>> BEGIN MATERIAL SUPPLIED

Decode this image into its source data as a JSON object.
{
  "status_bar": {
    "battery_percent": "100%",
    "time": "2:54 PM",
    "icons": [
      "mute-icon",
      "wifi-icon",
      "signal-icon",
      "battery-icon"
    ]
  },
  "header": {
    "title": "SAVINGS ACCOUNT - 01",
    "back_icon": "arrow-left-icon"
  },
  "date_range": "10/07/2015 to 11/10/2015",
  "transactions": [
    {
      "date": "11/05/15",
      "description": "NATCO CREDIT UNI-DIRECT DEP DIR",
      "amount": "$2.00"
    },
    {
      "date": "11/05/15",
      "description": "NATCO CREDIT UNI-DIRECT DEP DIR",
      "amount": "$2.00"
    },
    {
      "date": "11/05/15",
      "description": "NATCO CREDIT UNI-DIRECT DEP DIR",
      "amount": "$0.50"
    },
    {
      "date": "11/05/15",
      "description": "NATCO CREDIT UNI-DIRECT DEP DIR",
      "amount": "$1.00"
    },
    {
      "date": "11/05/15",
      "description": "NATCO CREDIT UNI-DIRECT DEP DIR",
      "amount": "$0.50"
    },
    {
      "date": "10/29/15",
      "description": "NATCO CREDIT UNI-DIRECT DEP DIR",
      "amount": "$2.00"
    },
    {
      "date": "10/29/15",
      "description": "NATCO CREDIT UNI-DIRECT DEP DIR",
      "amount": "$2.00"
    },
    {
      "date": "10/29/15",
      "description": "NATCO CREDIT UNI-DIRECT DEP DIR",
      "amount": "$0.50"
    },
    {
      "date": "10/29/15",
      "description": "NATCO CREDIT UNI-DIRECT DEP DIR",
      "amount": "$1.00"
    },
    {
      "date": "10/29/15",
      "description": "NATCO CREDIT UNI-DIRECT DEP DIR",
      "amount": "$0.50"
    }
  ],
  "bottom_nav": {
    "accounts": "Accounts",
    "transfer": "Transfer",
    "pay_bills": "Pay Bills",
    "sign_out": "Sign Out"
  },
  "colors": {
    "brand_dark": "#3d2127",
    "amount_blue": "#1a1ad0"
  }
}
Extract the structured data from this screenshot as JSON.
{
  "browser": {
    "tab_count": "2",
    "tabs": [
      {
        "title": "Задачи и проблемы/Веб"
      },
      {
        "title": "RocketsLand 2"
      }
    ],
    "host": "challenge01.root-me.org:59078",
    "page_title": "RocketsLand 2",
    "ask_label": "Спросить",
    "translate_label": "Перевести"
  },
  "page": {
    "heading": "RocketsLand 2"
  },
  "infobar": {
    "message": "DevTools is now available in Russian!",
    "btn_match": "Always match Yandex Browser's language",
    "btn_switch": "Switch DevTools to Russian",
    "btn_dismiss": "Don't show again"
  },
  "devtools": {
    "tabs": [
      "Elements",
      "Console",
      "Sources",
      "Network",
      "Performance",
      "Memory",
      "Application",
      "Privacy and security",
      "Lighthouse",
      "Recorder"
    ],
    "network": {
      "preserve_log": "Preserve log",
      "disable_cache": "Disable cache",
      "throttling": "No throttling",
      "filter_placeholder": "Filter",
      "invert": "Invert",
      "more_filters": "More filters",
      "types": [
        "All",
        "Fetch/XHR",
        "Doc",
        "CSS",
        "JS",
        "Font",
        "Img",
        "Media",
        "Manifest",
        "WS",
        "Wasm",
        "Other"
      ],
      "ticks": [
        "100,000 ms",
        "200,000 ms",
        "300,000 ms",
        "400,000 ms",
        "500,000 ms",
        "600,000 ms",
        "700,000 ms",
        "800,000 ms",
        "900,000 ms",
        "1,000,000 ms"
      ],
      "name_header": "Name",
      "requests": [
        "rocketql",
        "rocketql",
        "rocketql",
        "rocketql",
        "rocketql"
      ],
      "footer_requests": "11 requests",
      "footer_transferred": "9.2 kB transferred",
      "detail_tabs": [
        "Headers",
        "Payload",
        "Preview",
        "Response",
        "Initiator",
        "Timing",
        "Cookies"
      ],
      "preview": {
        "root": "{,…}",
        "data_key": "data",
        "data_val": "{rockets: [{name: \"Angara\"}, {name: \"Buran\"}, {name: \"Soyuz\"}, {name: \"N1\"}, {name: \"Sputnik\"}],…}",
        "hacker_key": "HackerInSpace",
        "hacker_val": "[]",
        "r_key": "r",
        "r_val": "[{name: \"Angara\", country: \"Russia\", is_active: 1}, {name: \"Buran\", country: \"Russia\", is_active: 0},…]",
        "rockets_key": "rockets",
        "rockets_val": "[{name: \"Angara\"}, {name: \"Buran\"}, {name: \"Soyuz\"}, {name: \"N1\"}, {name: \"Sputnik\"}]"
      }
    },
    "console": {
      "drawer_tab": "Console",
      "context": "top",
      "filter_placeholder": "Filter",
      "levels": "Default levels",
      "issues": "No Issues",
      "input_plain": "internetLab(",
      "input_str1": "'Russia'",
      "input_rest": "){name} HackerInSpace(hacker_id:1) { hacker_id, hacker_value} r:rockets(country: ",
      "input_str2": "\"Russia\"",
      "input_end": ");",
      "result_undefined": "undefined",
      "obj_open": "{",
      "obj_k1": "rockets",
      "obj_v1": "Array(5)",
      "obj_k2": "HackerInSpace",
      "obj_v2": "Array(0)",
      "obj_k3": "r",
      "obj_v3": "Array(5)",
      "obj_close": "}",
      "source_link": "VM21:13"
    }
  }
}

>> END MATERIAL SUPPLIED

**TASK**
Above are the records. Identify each line that contains the word "root".

**TASK RESULT**
    "host": "challenge01.root-me.org:59078",
        "root": "{,…}",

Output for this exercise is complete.